----- SELECTION -----

Tag Archive: details


A long time ago, I bought a Sansa Fuze Mp3 player (as it was half of the price of the iPod with the same amount of memory). It has lasted several years with moderate usage, it has lived through some very extreme environmental conditions, and it’s still working to this day.

Side Note: I’m also a fan of how SanDisk does business: the Mp3 player just acts like a folder when docked to your computer (so you can just ‘click’ and ‘drag’ to add new songs…no need to work through a software like iTunes).

Honestly, it has  been a great little Mp3 player, but it has some quirks that drive me crazy!!!

  • First of all, when you’re trying to move within your song list, you have to spin the wheel to advance to the next song (you can’t just click ‘down’ or ‘up’).
  • Secondly, there is no way to jump to ‘fast scroll mode’. If you want something in the middle of the alphabet, you have to scroll, scroll, scroll until you get there (I wish you could just press and hold)!!!
  • Thirdly, you cannot loop around the alphabet (as in, if you want to get from ‘a’ to ‘x’, you have to scroll, scroll, scroll through ‘a’, ‘b’, ‘c’,… all the way to ‘x’. You cannot just go backwards from ‘a’ to ‘z’ to ‘y’ to ‘x’).
  • Finally, you cannot create a playlist on the go. They provide you with a “go list”, which is one pre-named playlist to which you can add a (small) limited amount of songs, but you cannot create a second playlist without hooking the Fuze up to a computer.

Now, the thing that drives me crazy about these little deficiencies are that they can all be alleviated with software, they require no additional hardware whatsoever!!!

----- PROVIDED DATA -----

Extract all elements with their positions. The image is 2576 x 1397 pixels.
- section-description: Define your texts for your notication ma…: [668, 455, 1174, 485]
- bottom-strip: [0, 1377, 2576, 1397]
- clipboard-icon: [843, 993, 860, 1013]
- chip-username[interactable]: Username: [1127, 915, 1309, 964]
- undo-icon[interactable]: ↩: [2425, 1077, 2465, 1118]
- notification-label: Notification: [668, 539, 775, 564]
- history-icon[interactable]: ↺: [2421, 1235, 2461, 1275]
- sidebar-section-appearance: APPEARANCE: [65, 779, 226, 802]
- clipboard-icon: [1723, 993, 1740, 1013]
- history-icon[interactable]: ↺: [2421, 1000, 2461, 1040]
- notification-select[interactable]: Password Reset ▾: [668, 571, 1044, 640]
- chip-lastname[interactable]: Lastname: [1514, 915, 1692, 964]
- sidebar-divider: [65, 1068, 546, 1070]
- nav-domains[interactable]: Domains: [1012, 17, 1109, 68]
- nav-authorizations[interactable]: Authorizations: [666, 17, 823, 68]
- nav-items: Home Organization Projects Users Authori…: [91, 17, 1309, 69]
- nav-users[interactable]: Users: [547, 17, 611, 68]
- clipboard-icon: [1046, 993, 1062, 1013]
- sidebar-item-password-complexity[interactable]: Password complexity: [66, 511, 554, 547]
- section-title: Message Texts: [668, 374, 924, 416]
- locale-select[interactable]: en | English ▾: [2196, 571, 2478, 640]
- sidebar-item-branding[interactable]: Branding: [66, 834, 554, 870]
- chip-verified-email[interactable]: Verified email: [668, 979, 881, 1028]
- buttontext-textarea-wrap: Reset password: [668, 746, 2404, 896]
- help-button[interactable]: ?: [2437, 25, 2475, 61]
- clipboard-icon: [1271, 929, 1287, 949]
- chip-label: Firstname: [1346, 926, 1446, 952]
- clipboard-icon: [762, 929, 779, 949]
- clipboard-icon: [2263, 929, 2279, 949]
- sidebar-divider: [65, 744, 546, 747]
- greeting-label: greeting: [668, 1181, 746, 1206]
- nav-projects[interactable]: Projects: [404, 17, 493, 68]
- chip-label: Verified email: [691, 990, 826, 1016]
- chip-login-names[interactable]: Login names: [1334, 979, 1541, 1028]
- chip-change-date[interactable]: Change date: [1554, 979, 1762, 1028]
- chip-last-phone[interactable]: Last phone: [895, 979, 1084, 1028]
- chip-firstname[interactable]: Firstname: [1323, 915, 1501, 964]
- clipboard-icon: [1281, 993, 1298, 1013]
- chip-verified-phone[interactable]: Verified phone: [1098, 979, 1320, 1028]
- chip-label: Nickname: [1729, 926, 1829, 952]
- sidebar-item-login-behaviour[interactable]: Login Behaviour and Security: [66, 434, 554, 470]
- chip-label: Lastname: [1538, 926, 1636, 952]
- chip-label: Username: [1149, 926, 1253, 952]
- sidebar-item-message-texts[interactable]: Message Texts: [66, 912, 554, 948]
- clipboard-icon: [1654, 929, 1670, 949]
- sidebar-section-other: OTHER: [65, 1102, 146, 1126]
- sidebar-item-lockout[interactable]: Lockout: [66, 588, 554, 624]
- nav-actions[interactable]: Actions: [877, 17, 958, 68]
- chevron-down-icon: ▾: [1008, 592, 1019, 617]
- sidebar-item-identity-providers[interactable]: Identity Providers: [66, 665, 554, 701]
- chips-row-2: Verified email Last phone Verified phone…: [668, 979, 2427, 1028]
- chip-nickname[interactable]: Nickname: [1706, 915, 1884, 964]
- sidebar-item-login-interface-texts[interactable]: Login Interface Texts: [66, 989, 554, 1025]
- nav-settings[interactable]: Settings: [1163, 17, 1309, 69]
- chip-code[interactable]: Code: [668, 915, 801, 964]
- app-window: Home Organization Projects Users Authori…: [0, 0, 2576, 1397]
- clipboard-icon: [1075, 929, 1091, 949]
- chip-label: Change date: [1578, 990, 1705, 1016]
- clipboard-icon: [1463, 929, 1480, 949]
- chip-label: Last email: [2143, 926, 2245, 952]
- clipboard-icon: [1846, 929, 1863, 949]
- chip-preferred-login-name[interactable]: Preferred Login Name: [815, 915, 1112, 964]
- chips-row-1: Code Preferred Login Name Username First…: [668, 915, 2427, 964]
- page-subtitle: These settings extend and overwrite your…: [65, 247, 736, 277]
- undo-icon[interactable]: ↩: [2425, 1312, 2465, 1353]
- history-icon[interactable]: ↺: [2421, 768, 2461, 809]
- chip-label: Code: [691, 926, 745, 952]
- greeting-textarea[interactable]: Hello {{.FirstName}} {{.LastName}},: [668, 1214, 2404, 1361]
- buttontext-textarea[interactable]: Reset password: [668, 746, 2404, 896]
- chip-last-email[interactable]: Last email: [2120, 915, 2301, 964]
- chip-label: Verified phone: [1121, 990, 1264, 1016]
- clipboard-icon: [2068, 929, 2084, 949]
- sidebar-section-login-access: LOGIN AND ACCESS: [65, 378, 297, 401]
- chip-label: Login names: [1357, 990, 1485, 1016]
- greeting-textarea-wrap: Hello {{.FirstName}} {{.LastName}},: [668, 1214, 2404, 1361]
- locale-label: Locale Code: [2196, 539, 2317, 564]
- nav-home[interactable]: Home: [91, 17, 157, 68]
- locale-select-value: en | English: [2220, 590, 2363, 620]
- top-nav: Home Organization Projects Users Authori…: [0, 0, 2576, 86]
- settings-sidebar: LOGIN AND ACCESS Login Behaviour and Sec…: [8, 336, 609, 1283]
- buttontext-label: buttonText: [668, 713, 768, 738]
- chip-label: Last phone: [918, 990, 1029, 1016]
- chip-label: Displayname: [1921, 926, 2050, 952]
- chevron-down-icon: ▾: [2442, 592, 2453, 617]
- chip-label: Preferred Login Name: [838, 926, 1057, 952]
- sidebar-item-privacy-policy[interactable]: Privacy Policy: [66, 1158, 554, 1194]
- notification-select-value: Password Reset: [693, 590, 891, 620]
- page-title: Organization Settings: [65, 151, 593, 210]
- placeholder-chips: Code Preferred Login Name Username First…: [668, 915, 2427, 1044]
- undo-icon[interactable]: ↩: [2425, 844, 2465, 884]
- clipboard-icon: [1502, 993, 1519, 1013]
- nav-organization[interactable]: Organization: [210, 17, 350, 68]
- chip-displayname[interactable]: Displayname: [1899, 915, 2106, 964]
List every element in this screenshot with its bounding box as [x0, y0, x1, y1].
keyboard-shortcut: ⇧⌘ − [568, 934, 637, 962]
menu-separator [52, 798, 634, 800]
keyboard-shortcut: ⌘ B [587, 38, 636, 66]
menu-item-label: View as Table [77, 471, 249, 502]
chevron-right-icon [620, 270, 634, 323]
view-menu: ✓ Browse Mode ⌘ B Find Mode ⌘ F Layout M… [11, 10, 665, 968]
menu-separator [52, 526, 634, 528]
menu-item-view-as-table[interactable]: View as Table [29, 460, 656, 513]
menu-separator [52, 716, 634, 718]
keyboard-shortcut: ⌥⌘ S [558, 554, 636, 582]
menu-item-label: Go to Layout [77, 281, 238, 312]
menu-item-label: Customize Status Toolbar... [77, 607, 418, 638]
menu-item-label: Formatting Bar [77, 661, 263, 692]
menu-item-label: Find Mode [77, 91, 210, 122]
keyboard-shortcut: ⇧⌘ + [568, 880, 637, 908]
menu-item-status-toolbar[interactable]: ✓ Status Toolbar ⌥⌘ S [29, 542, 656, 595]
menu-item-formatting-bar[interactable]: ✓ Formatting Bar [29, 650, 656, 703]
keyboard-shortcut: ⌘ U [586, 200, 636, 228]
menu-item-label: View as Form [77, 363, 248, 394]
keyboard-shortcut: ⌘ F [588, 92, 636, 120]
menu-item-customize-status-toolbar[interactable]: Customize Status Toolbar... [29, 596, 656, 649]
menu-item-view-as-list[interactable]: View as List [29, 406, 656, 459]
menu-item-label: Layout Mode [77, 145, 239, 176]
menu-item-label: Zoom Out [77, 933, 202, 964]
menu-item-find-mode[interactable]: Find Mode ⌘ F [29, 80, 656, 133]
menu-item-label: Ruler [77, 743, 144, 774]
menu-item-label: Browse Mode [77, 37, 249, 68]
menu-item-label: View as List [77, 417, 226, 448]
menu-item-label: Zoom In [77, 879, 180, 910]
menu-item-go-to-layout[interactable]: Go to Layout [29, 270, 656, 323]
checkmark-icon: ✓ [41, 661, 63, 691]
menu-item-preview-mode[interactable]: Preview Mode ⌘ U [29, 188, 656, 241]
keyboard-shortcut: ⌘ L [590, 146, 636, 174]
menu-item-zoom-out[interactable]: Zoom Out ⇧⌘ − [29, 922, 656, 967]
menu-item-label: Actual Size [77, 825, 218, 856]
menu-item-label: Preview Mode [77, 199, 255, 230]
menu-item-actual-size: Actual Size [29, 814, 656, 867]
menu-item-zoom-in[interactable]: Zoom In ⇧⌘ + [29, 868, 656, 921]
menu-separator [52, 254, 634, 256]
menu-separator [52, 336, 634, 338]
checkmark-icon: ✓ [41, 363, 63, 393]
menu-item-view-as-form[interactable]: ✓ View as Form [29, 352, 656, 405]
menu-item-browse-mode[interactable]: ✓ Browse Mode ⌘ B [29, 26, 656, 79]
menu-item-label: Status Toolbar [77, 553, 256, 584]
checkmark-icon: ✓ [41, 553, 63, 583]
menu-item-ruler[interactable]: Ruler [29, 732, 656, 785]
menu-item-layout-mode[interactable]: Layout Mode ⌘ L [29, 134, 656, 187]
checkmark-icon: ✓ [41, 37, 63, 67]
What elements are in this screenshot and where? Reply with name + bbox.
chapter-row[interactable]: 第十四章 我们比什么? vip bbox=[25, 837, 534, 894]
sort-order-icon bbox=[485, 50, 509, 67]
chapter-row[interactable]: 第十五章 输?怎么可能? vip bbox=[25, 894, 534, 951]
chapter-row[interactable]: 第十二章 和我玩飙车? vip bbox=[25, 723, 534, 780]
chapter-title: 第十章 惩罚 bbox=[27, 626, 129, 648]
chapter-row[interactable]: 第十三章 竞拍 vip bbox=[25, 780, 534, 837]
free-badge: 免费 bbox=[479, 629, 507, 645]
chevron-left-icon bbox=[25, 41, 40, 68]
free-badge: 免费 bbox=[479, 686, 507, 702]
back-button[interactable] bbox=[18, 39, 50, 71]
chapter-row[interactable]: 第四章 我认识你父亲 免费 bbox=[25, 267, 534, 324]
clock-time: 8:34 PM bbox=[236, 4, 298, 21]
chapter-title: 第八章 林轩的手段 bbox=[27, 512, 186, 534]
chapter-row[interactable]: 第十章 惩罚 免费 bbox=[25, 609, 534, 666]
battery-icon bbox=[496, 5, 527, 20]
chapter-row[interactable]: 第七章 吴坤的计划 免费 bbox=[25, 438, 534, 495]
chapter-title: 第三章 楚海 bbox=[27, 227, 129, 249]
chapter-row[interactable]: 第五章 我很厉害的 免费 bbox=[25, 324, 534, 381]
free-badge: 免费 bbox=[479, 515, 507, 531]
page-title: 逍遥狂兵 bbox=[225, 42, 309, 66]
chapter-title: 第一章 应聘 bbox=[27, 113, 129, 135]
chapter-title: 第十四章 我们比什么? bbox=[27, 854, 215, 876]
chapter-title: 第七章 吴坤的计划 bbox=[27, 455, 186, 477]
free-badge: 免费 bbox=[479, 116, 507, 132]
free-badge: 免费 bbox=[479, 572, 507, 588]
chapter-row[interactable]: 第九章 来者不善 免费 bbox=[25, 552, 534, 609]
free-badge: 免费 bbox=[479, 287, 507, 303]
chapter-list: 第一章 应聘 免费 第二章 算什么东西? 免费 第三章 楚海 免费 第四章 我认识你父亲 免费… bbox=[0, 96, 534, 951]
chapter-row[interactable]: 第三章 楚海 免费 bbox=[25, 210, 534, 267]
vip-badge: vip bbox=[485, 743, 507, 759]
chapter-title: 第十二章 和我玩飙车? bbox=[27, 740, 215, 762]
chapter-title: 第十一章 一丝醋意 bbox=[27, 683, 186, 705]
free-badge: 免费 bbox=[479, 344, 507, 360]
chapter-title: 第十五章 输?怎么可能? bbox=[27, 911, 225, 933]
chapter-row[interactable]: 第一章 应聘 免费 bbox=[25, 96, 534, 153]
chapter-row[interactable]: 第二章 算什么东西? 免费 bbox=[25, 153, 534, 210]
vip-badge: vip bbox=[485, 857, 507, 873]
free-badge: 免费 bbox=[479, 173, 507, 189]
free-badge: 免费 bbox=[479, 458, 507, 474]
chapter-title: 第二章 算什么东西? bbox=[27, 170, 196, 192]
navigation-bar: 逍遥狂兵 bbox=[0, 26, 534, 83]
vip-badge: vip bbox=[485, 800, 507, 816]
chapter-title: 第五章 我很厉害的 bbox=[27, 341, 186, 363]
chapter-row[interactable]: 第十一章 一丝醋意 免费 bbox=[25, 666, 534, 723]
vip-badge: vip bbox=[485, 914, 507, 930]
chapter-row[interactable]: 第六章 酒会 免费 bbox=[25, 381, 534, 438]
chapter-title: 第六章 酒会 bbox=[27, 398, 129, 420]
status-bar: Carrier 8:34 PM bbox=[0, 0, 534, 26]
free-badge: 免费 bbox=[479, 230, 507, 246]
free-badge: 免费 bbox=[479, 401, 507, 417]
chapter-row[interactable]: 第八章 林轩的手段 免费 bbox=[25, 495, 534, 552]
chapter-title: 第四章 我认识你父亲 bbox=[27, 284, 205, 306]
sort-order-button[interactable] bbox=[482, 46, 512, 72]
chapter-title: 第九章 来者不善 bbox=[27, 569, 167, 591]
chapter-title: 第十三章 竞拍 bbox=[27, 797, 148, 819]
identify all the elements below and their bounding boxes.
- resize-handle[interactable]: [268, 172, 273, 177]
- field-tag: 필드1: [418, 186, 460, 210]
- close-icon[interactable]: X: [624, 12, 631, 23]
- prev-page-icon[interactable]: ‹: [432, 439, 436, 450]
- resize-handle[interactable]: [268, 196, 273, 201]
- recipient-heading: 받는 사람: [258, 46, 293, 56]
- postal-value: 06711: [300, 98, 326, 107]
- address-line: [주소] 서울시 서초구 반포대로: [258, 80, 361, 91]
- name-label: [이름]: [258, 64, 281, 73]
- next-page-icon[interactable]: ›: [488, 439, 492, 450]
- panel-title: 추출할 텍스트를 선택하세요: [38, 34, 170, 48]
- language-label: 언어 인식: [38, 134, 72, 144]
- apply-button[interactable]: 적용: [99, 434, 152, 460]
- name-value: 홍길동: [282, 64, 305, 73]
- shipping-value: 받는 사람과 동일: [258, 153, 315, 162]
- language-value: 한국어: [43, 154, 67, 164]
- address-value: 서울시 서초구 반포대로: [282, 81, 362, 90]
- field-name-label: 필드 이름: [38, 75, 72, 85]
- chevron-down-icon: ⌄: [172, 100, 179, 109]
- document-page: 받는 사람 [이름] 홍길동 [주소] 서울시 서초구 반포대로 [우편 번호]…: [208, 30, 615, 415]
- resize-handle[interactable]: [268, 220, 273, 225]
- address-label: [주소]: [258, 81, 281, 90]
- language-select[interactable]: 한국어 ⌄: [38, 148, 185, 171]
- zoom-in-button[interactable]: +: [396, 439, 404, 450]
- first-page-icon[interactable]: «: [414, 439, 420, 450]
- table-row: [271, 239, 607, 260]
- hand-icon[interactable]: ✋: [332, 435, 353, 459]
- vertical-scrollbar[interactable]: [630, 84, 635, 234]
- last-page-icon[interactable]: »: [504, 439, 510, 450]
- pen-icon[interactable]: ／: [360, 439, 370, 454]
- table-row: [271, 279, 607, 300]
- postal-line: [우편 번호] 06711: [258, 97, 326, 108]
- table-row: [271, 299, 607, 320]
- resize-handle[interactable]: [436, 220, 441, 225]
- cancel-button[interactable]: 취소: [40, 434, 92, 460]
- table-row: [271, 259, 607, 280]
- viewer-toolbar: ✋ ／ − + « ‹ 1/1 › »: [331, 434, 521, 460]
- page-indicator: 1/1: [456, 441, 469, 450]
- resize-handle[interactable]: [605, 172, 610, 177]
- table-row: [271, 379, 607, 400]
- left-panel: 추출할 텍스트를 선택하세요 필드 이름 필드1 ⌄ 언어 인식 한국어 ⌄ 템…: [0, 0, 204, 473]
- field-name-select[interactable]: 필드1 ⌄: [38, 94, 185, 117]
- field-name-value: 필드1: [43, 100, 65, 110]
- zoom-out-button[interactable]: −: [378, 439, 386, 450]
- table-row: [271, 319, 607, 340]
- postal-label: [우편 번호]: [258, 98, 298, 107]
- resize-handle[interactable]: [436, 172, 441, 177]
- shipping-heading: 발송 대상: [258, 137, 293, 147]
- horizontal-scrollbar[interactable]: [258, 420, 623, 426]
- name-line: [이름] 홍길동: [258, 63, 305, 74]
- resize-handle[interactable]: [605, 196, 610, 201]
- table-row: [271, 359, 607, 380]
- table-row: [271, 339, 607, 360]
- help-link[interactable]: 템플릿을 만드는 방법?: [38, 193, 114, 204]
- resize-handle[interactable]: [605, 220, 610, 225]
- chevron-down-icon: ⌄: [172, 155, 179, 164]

-----

WRITTEN INSTRUCTION 1: List the four quirks of the Sansa Fuze that the post about the Mp3 player describes in its bullet points.
WRITTEN INSTRUCTION 2: Change "clipboard-icon" to "copy-icon" in the entries from their first line up to and including the line with "- undo-icon[interactable]: ↩: [2425, 1077, 2465, 1118]". Return only those lines, with everything else unchanged.

WORKED SOLUTION 1:
- You have to spin the wheel to advance to the next song instead of clicking 'down' or 'up'.
- There is no way to jump to 'fast scroll mode'.
- You cannot loop around the alphabet.
- You cannot create a playlist on the go.

WORKED SOLUTION 2:
Extract all elements with their positions. The image is 2576 x 1397 pixels.
- section-description: Define your texts for your notication ma…: [668, 455, 1174, 485]
- bottom-strip: [0, 1377, 2576, 1397]
- copy-icon: [843, 993, 860, 1013]
- chip-username[interactable]: Username: [1127, 915, 1309, 964]
- undo-icon[interactable]: ↩: [2425, 1077, 2465, 1118]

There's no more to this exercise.